---- SUPPLIED TEXT

Tom Barclay <xxxxxx@gmail.com> wrote:

My thought would be many of us might like to salvage the parts and maybe some core concepts for flavour, yet try to modernize the most clunky bits and update a few bits to feel less 1970s. 

I can get behind that project but I don't believe things like UWPs--and other "paper and pencil" parts--are the clunky bits. ;)

They rebooted Battlestar Galactica

I'll steer clear of the ~Galactica~ thread but you seem to have shifted here from game mechanics--like UWPs and other dice-generated information which might be expanded and better managed by automation today--to the "milieu," which is something different and much less technologically time-bound.

Not sure I follow the jump here from "paper and pencil" vs. automated game mechanics to differences between and original and rebooted milieus. . . .

There's a reason most of us might play games about Colonial Africa or Age of Sail... but wouldn't want to live in them. Little concepts like human rights, indoor plumbing, medical science, and so on.

--------
---- DATA EXTRACT

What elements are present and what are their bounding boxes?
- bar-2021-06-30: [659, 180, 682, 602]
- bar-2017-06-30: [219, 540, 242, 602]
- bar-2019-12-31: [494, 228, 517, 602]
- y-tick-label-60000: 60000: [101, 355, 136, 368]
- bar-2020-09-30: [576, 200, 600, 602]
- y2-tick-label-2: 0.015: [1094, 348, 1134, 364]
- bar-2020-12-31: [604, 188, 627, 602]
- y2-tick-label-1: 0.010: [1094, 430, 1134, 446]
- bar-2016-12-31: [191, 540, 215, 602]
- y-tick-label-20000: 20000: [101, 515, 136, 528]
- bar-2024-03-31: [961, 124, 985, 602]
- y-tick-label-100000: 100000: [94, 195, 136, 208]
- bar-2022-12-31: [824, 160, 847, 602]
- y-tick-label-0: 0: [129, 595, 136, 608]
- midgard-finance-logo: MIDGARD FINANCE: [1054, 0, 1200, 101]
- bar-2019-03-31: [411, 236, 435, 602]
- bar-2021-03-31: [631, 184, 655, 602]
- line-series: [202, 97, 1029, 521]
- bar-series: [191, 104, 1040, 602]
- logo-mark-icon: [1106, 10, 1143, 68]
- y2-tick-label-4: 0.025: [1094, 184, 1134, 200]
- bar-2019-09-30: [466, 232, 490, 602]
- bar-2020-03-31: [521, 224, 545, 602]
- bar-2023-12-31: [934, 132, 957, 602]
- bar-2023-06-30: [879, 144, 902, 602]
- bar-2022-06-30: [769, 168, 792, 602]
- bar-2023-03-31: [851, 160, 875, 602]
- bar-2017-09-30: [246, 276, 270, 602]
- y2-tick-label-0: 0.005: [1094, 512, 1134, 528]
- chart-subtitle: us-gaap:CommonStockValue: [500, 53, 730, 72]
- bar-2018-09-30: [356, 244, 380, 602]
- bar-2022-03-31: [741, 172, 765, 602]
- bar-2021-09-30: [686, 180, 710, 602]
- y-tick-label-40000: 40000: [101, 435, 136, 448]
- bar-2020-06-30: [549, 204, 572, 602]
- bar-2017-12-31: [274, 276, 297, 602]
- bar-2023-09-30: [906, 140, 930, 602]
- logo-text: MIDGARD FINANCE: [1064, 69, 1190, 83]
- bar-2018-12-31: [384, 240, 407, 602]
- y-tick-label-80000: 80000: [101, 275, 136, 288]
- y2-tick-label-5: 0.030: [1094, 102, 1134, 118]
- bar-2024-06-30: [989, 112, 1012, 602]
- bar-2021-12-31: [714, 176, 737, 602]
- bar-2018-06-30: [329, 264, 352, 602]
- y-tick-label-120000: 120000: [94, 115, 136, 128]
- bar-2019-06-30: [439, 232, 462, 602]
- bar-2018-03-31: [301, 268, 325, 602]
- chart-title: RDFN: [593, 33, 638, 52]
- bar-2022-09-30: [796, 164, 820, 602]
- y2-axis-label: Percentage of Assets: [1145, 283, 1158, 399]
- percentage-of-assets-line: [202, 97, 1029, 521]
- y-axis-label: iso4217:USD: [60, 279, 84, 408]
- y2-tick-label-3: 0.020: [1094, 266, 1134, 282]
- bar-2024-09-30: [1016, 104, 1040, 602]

--------

* **TASK ITEM**
Continue the email reply about modernizing a 1970s game, starting after its last sentence.

* **EXPECTED ANSWER**
I don't know, I think it might be interesting to play the "colonized" in a somewhat differently envisioned "Colonial Africa" campaign. It would be like a ~Star Trek~ campaign where the PCs were the folks on the "new planet" and the aliens materializing in their midst--or landing in a shuttlecraft--were NPCs. . . .

It's really all about the construction of the campaign environment, right? I mean, one of the cool things about a sci-fi game like ~Traveller~ is the way it lets us "re-envision" historical circumstances in new ways (if that's our thing).

In a way, Traveller is like that - it has some fun bits but it also has some things that have grown long in the tooth and don't make as much sense as they once did.

I think I might agree--some details might help--but I don't think you're talking about game mechanics here. For example, the idea that the Ine Givar were the "good guys" is one of the ways I might like to revisit the Imperium milieu--but no changes or expansions of the UWP are needed for that.

Cheers,

David
--
Victoria, British Columbia
48° 29' N, 123° 20' W
On the traditional territories of the Lək̓ʷəŋən and W̱SÁNEĆ peoples.